What to produce:
Every line that holds the string "Gauss" is to be identified and copied.

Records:
+ + + + +

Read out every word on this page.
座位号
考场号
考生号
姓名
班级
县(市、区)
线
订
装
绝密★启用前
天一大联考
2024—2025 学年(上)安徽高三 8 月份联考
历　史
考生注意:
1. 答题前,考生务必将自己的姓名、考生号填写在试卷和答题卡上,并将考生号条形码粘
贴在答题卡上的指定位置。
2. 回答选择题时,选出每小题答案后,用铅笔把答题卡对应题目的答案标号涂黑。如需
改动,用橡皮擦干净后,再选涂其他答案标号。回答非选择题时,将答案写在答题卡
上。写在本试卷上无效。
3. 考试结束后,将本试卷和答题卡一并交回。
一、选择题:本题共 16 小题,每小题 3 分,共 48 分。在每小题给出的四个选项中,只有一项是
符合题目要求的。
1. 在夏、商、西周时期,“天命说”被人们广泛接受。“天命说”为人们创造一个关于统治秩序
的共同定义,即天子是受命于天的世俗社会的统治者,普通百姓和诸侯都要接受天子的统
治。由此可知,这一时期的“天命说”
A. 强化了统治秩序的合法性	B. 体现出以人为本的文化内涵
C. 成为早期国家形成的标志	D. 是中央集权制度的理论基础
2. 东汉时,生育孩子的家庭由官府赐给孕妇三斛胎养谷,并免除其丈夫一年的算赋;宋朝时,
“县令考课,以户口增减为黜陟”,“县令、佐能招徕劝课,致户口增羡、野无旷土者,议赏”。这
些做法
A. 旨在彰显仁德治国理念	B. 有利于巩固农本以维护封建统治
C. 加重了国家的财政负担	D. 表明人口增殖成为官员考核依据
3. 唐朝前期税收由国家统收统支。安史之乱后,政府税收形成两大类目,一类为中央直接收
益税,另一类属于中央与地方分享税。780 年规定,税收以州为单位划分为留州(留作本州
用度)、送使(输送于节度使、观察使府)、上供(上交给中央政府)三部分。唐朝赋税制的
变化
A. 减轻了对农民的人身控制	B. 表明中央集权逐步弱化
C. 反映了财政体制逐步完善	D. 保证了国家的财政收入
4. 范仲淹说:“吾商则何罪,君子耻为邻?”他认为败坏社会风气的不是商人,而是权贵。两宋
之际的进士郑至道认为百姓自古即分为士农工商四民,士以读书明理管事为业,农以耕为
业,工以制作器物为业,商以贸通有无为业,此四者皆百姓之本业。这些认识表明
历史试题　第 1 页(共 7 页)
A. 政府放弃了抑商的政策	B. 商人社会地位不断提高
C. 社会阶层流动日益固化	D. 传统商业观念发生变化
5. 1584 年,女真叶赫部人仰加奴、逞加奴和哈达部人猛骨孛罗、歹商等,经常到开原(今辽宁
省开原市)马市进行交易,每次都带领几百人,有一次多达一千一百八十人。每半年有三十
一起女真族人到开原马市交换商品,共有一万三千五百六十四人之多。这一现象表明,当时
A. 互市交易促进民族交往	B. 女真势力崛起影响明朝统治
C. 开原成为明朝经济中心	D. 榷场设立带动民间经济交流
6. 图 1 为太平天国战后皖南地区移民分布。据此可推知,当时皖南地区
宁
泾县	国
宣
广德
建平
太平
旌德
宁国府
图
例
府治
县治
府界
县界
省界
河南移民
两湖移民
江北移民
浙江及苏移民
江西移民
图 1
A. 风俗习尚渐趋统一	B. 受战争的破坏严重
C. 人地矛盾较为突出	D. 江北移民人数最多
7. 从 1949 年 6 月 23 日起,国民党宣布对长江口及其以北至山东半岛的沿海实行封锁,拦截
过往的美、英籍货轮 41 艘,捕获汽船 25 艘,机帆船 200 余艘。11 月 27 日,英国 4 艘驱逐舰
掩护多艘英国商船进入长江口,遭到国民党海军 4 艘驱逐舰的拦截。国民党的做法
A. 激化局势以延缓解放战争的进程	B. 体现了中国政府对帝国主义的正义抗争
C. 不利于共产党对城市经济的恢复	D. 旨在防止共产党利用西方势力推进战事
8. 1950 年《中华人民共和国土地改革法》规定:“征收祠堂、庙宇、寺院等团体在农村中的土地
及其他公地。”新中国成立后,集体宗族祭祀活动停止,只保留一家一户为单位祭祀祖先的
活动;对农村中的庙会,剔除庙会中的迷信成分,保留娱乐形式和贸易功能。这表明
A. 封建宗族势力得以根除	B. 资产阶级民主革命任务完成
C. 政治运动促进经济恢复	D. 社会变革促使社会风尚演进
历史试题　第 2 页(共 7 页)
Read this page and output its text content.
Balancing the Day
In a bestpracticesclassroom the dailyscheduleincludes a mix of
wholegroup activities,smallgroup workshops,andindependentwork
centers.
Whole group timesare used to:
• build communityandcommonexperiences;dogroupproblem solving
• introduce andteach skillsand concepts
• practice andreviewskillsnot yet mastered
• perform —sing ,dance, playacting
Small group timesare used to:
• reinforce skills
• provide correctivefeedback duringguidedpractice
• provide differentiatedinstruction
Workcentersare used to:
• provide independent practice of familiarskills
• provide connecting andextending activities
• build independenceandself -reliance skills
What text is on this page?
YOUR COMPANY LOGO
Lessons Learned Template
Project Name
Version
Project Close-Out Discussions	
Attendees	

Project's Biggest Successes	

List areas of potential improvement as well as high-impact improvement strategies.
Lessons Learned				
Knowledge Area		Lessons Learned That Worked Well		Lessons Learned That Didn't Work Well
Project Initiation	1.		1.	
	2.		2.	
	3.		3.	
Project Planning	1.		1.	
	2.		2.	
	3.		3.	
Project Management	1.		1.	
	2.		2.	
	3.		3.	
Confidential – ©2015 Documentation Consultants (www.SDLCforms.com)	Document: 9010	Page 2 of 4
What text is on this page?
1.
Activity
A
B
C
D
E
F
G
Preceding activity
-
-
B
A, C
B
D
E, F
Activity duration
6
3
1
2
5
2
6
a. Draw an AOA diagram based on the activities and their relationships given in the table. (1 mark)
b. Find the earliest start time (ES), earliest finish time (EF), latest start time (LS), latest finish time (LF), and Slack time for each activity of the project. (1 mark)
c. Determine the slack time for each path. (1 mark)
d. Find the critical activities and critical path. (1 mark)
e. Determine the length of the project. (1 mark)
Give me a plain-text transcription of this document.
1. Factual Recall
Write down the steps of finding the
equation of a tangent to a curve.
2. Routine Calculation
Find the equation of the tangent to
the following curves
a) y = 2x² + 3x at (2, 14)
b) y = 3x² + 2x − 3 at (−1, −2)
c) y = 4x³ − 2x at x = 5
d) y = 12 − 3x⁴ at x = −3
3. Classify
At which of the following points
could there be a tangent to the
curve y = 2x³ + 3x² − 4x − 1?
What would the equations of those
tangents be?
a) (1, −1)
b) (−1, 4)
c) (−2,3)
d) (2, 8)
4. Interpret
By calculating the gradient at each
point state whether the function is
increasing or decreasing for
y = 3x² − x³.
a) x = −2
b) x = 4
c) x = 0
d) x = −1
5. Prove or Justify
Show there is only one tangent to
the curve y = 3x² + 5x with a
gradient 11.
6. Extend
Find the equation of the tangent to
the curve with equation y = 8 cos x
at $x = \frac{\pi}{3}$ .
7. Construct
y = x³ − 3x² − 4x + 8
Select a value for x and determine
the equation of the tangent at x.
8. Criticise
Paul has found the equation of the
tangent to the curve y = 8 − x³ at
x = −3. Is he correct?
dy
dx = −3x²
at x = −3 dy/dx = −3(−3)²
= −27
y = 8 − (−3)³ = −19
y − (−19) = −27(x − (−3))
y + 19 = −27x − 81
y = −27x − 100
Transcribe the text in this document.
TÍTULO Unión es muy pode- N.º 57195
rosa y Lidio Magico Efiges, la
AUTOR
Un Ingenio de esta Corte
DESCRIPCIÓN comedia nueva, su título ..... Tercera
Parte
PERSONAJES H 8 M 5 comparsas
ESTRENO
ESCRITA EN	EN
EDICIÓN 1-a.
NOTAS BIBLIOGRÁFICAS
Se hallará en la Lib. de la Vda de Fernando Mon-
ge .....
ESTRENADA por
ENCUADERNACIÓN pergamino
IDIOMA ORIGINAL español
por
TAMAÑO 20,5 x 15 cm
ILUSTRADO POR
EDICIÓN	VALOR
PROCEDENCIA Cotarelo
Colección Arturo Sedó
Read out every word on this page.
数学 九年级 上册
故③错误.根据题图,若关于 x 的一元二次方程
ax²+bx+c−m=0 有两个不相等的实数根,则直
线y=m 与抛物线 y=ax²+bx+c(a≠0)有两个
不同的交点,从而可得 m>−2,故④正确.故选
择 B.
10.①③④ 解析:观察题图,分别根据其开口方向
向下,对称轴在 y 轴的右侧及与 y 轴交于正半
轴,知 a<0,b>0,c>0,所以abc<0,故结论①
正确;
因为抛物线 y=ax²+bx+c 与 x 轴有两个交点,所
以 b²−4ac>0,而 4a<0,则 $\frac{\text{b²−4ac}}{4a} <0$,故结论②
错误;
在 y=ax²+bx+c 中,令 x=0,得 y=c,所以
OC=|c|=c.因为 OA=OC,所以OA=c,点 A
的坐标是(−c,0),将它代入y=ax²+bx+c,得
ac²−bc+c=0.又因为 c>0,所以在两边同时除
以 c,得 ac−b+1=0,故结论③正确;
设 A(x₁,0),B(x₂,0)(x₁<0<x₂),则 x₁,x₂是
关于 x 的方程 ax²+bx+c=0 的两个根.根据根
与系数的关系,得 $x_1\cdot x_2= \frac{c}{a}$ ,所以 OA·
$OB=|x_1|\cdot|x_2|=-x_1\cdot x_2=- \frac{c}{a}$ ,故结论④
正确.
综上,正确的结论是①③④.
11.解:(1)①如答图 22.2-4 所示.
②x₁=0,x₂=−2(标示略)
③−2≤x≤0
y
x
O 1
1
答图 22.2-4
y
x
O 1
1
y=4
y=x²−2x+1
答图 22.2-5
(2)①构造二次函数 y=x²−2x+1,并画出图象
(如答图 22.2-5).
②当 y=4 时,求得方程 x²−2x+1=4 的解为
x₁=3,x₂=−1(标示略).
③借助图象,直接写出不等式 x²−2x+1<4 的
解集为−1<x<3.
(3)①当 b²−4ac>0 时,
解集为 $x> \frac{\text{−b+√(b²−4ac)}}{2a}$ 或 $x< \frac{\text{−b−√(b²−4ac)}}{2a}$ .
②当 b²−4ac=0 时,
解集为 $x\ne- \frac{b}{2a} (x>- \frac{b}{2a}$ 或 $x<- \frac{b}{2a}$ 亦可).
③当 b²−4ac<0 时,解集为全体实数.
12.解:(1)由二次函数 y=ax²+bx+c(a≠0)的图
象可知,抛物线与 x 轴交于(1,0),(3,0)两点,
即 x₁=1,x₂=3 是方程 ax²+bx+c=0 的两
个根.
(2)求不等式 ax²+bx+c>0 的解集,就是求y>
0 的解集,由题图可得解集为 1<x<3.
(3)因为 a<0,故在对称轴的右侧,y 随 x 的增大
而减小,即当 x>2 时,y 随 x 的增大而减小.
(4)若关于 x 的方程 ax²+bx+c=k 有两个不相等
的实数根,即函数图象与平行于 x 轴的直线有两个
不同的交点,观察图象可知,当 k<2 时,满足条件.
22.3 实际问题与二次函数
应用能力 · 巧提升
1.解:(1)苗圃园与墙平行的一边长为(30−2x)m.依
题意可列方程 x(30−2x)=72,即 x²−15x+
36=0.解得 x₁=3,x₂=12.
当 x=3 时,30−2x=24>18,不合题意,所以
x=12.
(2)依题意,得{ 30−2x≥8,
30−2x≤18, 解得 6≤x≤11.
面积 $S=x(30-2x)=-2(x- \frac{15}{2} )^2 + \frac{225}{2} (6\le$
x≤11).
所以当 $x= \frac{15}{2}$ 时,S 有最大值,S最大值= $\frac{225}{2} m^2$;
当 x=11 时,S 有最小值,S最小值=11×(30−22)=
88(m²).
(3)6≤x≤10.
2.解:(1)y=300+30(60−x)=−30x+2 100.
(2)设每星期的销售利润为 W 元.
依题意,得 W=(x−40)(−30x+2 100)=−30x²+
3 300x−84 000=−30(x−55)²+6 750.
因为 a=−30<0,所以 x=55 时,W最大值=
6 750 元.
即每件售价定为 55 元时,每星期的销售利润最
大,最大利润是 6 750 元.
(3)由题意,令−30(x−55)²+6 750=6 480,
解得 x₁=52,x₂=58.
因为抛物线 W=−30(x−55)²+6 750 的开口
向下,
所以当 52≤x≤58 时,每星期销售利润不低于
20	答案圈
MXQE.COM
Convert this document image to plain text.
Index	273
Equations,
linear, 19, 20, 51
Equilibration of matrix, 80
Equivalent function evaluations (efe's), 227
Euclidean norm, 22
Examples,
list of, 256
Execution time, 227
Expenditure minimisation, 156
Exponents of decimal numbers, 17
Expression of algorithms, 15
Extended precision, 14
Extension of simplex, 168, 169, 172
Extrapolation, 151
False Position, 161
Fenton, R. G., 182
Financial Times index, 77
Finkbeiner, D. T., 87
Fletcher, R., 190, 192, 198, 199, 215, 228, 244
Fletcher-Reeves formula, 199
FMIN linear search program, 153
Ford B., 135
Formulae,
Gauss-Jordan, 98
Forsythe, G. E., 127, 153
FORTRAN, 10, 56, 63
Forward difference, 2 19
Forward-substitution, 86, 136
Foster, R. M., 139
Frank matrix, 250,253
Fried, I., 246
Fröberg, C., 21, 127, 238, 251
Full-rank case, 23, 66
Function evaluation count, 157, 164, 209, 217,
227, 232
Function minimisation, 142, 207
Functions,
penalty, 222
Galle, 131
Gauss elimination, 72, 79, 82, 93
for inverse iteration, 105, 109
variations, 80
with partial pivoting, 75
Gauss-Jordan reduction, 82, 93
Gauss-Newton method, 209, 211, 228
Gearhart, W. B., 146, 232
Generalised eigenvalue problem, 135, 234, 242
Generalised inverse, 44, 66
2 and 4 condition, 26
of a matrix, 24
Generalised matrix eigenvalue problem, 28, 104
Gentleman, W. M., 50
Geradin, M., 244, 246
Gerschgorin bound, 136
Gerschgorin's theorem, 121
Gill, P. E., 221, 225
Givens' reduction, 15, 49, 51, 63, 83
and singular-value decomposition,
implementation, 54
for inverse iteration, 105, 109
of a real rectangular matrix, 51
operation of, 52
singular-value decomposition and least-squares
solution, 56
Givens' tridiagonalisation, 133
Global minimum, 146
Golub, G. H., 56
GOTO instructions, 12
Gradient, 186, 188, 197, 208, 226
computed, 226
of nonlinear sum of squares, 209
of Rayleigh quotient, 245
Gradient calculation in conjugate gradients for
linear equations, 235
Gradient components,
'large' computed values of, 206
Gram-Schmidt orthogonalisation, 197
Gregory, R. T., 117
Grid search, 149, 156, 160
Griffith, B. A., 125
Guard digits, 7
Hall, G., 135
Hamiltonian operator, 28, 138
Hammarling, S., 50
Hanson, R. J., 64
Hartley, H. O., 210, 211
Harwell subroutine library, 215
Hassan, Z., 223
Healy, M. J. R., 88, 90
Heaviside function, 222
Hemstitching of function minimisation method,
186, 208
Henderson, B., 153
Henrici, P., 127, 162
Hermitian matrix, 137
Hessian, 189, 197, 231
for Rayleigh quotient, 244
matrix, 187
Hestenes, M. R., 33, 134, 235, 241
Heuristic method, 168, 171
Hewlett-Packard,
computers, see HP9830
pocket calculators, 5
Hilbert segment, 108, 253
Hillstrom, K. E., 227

+ + + + +

Task result:
Gauss-Jordan, 98
Gauss elimination, 72, 79, 82, 93
Gauss-Jordan reduction, 82, 93
Gauss-Newton method, 209, 211, 228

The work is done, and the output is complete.